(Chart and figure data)
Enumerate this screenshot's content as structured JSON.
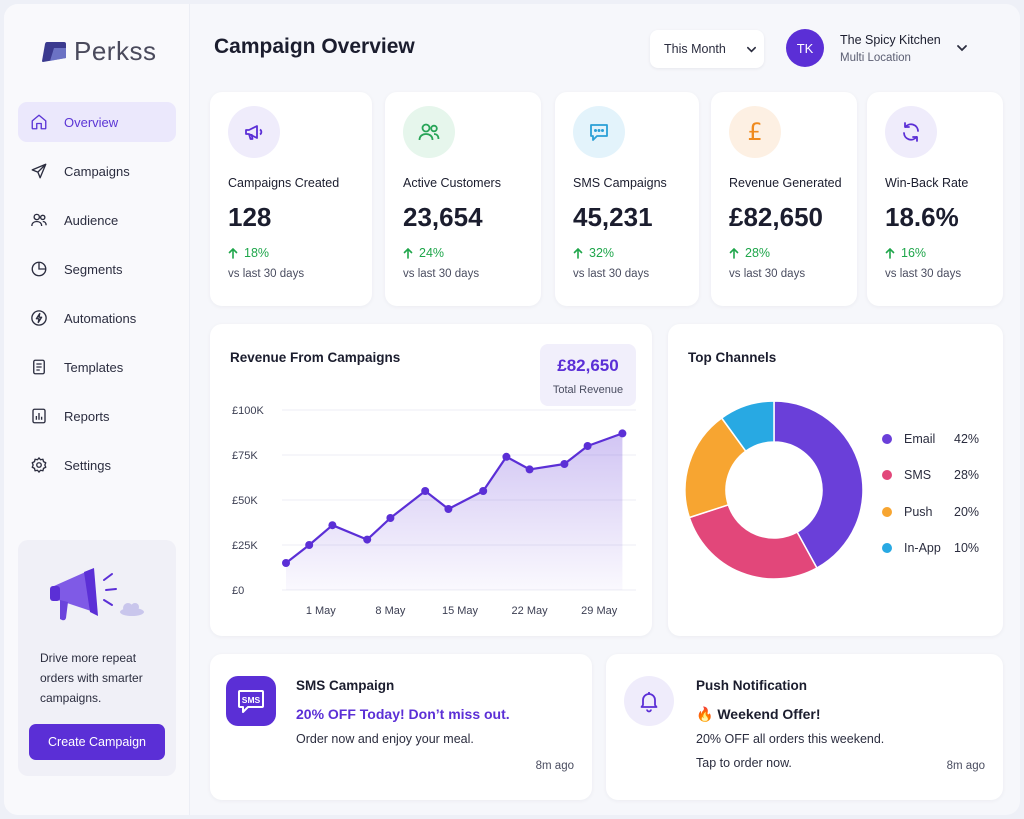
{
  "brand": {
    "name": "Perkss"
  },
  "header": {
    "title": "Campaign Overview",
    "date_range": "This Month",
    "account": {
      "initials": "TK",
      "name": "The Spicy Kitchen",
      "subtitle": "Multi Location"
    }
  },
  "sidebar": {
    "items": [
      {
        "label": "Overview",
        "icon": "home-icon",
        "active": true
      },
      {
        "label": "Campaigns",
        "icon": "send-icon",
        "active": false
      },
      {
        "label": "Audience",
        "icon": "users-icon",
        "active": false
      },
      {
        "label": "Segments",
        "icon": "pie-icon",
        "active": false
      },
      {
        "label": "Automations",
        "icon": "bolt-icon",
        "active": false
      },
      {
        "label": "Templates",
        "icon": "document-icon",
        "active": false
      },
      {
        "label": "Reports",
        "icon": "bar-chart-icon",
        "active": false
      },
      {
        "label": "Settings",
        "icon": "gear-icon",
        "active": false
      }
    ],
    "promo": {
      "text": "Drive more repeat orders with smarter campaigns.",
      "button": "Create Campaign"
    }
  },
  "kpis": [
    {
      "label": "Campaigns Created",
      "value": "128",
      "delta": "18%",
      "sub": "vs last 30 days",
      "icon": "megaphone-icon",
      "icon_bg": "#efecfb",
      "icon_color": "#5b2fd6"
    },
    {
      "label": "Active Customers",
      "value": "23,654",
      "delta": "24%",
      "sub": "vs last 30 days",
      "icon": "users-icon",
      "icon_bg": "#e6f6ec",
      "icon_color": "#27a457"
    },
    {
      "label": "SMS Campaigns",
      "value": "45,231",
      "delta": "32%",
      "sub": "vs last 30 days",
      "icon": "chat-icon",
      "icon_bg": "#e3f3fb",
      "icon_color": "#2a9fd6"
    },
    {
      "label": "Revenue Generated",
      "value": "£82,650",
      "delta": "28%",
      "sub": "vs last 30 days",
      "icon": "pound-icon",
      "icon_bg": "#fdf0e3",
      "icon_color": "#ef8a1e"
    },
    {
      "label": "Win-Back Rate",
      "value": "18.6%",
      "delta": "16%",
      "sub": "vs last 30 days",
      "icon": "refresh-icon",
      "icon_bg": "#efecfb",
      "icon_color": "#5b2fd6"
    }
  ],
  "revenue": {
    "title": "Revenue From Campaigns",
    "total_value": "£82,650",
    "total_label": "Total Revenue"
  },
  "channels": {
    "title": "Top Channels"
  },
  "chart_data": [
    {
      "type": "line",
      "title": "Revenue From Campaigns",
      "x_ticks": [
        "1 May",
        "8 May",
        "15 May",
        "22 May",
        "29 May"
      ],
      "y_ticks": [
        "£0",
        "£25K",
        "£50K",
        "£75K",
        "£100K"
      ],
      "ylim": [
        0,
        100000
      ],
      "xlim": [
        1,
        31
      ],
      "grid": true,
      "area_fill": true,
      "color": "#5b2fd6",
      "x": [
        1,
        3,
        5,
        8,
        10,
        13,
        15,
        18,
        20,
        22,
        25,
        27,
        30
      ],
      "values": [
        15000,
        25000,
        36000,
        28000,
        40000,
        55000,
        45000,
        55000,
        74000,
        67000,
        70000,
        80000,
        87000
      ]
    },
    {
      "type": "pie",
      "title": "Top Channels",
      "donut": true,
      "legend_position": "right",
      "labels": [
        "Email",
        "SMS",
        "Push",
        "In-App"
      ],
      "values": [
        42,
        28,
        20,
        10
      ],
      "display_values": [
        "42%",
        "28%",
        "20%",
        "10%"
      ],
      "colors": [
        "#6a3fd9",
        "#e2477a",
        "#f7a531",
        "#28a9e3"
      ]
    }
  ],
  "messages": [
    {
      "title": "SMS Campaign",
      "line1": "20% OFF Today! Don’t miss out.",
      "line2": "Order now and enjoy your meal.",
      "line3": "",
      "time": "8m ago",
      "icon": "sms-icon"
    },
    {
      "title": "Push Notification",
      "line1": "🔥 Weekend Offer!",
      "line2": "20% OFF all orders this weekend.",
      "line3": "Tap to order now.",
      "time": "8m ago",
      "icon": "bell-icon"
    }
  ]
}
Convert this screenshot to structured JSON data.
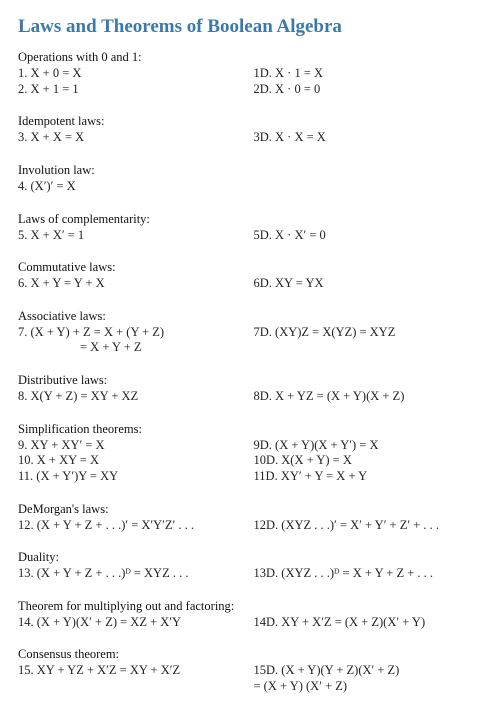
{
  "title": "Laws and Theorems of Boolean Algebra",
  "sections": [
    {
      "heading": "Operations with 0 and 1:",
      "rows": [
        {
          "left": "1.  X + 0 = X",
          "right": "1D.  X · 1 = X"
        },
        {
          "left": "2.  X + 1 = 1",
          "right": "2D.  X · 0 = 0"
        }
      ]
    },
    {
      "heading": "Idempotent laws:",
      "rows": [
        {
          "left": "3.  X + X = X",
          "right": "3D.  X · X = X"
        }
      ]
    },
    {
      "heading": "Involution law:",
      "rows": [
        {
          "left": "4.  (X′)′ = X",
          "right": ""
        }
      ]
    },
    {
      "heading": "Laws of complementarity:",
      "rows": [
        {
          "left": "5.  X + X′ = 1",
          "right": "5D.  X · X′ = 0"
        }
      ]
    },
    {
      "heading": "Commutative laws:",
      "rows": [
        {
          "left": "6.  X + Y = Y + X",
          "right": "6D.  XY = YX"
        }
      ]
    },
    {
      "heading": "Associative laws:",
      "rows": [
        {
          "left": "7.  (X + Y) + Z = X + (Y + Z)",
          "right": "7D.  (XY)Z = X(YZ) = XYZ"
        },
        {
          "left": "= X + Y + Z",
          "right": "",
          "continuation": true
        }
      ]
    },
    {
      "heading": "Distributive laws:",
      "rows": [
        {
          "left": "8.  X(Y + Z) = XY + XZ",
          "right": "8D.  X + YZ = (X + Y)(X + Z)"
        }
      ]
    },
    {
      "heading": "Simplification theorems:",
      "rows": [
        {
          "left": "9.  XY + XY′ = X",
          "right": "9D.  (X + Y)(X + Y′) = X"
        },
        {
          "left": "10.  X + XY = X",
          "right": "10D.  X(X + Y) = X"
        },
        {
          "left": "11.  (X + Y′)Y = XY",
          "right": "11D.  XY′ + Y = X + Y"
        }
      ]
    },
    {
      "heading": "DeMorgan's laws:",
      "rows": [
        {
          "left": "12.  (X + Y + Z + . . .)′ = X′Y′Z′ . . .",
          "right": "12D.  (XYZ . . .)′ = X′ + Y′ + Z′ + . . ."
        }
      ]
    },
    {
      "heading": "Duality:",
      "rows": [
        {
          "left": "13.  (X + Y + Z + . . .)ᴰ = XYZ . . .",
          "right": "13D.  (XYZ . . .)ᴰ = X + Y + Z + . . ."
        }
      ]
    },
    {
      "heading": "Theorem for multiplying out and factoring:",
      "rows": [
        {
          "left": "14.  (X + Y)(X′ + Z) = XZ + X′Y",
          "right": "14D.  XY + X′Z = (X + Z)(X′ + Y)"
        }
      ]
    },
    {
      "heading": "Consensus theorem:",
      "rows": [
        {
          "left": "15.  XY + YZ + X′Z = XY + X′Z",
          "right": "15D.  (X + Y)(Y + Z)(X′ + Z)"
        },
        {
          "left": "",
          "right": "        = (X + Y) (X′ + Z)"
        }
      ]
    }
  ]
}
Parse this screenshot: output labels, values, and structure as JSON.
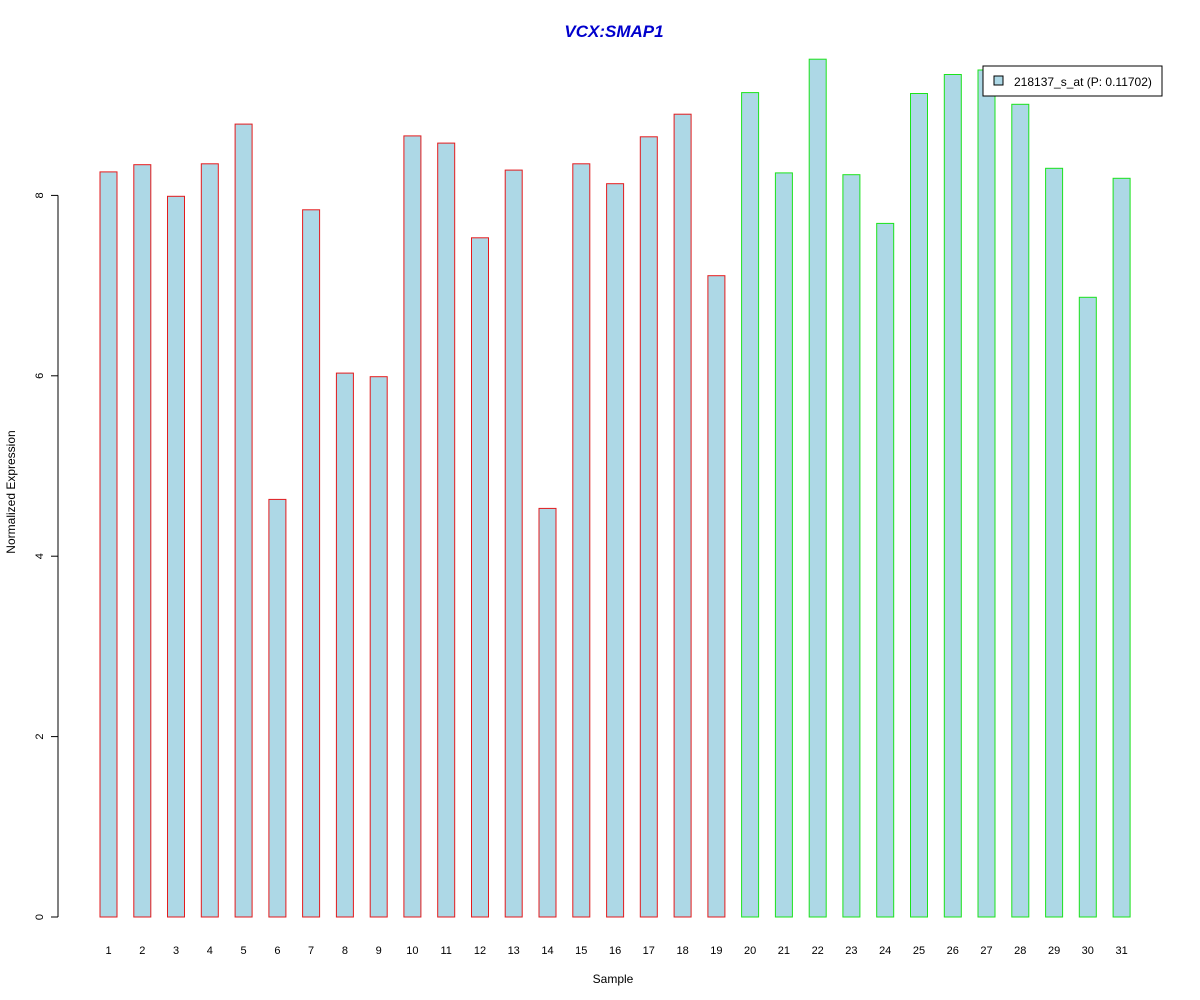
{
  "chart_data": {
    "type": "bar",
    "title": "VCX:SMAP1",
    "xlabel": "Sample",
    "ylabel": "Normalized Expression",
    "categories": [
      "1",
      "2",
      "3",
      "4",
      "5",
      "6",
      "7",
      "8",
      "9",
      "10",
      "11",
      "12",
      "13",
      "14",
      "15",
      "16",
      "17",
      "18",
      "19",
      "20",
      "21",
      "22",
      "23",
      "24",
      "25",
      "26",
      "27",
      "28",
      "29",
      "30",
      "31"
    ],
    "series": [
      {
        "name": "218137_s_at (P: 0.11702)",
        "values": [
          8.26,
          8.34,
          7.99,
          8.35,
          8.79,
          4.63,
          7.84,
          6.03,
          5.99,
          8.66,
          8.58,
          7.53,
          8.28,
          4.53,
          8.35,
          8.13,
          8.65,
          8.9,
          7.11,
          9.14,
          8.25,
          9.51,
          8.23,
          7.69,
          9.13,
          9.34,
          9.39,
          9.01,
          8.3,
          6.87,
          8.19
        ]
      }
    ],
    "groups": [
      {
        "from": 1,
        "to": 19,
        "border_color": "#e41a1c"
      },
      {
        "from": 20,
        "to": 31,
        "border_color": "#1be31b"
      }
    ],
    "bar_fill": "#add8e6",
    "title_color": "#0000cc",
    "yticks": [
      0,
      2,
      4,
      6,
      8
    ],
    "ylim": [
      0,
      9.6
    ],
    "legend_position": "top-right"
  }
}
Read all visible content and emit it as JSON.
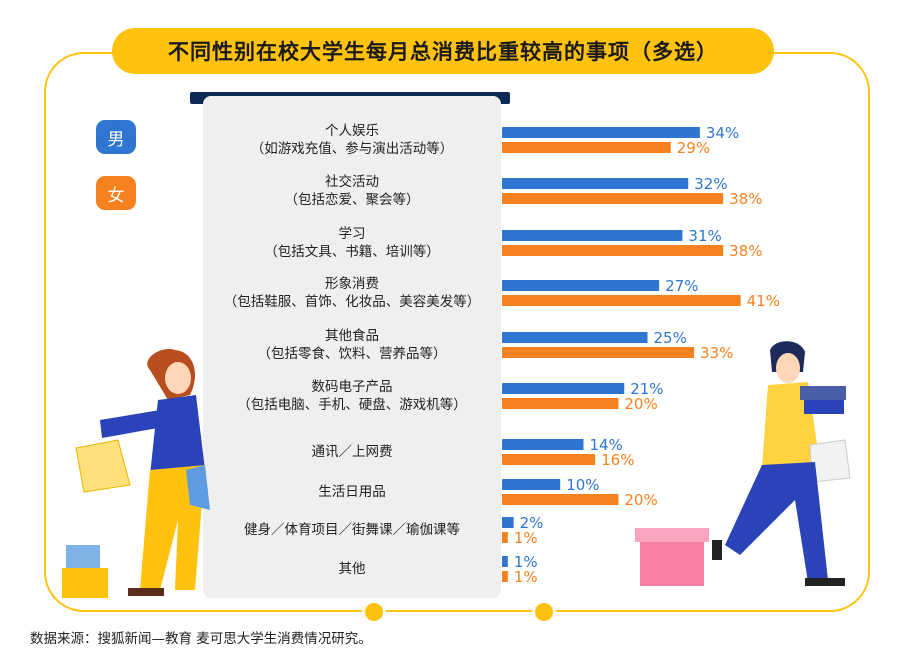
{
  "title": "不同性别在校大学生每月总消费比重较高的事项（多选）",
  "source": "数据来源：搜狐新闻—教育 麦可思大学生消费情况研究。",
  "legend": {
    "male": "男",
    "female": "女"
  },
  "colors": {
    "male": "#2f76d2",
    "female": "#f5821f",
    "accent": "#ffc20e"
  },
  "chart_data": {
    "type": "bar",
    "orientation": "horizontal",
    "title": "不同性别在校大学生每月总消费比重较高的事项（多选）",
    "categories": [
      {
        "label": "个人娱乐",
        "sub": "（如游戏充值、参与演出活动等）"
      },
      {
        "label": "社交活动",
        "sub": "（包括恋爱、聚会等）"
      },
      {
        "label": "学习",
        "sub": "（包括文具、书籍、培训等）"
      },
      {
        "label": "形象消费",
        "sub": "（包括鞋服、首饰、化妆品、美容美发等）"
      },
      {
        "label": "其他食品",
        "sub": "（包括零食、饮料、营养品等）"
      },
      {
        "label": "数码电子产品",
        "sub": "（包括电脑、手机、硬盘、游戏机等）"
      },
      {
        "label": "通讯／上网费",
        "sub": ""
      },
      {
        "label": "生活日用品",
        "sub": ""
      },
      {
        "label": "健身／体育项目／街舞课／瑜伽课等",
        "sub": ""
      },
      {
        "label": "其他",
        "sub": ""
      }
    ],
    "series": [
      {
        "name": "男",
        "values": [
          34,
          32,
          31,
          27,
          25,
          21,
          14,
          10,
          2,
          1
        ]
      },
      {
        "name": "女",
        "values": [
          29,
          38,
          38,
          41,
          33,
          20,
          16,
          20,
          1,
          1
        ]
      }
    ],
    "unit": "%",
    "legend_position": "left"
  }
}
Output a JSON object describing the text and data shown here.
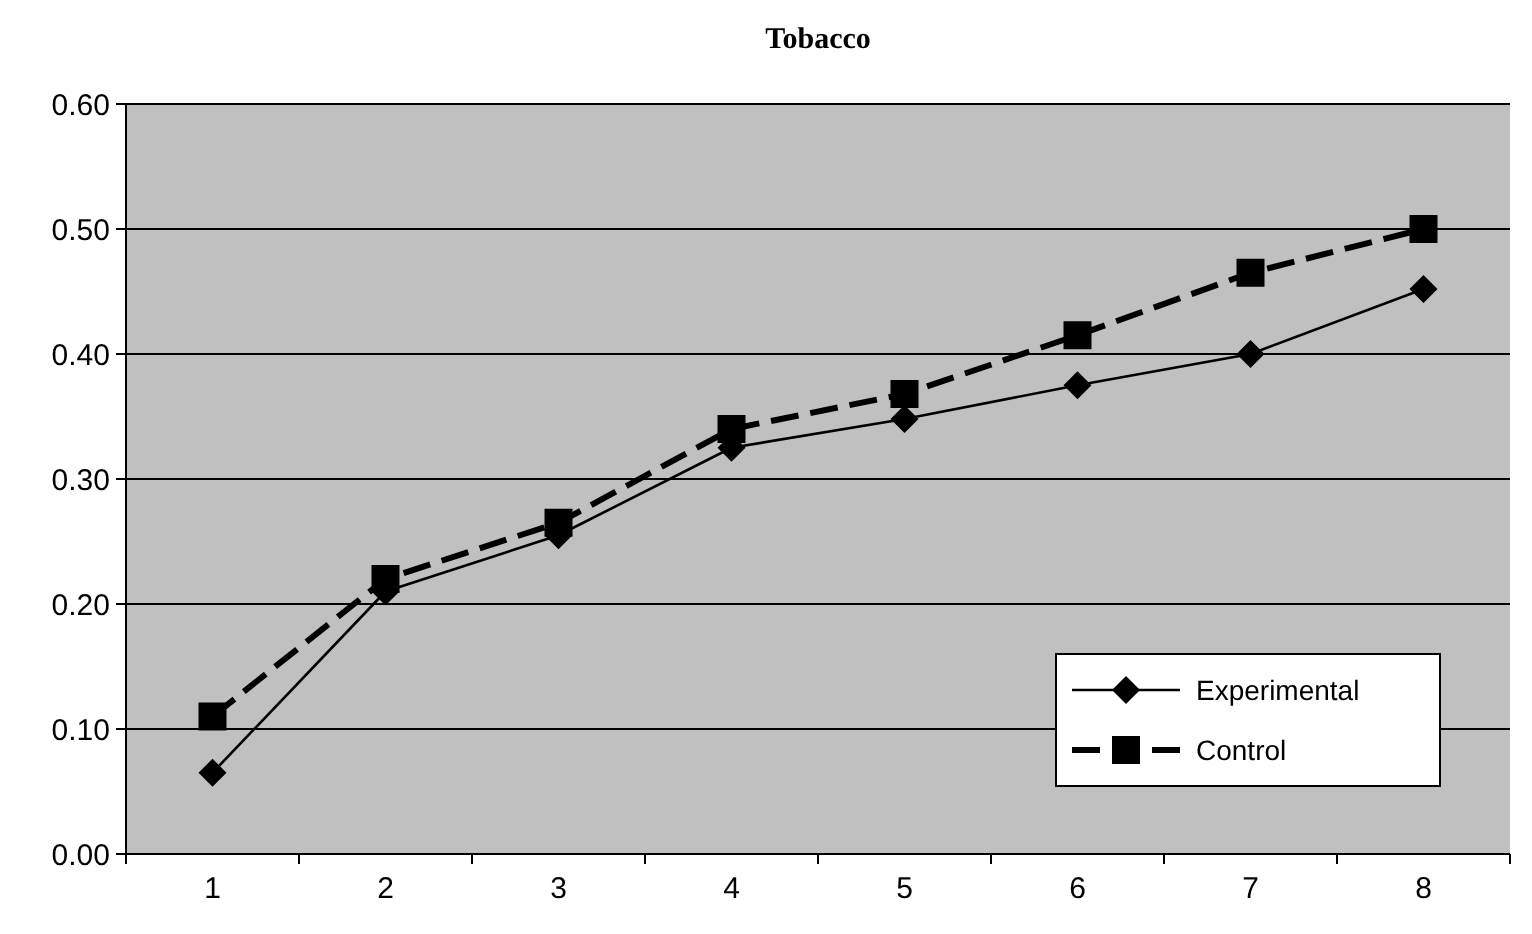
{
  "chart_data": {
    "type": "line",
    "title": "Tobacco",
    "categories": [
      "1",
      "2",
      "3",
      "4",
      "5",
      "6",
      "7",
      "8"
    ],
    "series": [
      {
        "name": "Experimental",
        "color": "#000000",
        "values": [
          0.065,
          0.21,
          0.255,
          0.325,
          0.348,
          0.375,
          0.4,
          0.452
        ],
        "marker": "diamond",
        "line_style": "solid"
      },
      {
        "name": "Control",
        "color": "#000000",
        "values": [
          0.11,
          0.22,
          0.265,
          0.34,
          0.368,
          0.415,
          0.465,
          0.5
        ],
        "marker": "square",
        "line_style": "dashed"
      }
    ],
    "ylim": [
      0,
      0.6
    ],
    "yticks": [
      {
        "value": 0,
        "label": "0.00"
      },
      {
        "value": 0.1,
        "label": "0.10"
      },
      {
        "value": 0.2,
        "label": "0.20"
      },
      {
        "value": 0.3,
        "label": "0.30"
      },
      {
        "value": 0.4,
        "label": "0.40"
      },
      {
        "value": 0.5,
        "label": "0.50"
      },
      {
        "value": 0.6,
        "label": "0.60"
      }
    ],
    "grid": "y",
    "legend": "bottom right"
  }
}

▶ Exercise aim: Search the listing above for the string "screenshot". Copy every line that contains it.

▶ Solved exercise:
Enumerate this screenshot's content as structured JSON.
Convert this screenshot to structured JSON data.
Parse this screenshot: output labels, values, and structure as JSON.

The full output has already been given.